### TO DO
Report the number of lines where the string "name" occurs, and write nothing else.

### INFORMATION GIVEN
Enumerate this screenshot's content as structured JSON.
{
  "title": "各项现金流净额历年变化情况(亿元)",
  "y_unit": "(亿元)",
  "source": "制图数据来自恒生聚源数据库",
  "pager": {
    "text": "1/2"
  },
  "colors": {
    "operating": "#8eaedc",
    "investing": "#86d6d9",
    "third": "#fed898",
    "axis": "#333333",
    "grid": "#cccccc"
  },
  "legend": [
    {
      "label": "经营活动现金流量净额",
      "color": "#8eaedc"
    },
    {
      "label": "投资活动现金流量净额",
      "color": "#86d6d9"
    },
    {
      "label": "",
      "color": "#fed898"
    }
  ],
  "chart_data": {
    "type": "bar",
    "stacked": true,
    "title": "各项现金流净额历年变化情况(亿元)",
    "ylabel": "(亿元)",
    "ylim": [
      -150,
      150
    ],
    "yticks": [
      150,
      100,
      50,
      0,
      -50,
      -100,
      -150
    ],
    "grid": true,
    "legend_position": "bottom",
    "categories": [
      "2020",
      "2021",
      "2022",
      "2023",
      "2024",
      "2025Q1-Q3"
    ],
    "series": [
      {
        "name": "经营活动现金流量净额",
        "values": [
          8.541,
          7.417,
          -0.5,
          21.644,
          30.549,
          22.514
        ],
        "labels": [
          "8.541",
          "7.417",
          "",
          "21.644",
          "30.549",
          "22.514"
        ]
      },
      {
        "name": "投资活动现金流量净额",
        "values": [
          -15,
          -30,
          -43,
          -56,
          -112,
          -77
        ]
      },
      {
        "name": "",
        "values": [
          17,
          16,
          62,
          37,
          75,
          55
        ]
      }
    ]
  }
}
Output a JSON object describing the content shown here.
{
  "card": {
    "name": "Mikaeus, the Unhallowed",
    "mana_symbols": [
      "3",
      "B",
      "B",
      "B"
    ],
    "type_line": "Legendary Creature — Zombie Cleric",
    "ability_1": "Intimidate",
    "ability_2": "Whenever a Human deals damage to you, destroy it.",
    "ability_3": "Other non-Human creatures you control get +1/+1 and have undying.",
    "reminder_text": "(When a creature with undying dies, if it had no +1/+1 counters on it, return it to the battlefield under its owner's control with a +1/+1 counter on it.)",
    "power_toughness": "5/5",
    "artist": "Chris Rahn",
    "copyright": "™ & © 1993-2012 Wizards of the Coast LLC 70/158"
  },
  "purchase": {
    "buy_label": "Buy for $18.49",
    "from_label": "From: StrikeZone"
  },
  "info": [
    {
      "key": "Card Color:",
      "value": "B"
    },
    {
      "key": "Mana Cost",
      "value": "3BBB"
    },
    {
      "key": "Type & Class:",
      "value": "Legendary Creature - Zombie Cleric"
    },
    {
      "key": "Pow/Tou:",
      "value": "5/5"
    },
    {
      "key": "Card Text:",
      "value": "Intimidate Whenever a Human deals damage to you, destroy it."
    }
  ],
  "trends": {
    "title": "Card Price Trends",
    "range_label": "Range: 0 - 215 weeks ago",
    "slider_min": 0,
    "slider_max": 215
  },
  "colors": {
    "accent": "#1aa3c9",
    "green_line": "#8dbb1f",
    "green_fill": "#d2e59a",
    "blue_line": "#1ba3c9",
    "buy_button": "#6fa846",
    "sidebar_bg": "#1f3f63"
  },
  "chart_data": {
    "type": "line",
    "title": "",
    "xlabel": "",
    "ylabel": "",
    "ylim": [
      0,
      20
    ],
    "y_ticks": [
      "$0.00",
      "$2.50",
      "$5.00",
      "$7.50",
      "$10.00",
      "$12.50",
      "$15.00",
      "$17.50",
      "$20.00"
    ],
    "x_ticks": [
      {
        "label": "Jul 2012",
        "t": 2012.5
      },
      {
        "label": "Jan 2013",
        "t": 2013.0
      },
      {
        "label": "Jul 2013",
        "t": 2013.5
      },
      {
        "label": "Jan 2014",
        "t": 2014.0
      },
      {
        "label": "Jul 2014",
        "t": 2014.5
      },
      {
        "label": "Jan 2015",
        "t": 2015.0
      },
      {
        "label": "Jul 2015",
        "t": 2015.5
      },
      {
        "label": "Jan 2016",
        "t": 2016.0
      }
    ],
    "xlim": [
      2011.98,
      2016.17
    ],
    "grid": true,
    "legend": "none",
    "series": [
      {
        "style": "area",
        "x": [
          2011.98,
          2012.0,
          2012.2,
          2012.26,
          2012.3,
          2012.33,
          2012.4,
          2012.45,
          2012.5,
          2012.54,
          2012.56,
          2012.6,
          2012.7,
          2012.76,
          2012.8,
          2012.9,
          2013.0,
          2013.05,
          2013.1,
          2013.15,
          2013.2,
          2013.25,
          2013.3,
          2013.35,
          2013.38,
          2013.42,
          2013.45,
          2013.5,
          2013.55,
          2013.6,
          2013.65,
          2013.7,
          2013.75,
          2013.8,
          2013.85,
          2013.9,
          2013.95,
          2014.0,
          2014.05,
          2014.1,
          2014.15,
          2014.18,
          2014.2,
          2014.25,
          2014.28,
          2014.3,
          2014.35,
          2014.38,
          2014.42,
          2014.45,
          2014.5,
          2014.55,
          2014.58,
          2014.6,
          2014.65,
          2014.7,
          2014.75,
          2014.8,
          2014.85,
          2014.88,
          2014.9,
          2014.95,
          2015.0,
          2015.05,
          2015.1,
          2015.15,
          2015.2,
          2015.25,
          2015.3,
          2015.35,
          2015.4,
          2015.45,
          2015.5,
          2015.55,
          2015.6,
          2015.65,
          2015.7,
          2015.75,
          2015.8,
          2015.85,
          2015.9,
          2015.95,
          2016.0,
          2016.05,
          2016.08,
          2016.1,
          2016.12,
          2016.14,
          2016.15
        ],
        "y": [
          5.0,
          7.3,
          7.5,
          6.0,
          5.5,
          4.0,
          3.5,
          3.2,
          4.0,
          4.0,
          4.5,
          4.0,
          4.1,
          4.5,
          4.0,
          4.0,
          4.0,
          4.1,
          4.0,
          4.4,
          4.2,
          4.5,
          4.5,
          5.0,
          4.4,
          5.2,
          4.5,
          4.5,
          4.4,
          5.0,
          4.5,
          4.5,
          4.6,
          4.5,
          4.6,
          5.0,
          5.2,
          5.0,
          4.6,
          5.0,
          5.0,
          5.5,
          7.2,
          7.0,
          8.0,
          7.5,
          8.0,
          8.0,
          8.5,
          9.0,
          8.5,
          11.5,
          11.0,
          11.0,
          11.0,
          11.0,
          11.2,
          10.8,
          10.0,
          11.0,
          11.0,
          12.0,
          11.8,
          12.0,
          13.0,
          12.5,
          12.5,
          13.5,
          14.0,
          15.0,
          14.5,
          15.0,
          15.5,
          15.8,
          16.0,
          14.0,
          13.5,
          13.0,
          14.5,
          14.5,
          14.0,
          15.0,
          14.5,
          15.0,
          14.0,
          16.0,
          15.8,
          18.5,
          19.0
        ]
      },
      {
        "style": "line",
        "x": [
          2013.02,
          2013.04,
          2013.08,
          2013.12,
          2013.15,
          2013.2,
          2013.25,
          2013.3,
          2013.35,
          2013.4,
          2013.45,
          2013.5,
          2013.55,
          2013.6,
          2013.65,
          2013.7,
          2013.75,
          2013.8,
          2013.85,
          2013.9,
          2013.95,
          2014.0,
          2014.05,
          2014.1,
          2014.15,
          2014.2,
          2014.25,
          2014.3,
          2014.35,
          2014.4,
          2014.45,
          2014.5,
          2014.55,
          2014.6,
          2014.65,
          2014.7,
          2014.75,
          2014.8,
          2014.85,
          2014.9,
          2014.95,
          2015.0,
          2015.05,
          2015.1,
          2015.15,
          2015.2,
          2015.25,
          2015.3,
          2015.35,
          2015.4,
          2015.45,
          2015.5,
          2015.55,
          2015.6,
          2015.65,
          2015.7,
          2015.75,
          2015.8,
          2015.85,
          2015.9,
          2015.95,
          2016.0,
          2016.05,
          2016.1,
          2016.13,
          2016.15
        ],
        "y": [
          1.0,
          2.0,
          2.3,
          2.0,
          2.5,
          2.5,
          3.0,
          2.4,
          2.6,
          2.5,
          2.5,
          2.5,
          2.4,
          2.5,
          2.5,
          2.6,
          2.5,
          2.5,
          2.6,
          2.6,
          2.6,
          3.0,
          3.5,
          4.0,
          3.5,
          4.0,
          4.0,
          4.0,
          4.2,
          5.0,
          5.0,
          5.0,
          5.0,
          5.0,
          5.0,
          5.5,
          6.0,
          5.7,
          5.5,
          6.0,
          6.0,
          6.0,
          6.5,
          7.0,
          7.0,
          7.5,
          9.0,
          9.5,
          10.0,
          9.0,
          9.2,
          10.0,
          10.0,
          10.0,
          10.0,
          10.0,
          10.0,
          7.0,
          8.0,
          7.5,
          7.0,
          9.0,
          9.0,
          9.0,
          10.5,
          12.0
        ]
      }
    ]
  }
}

### REPLY
4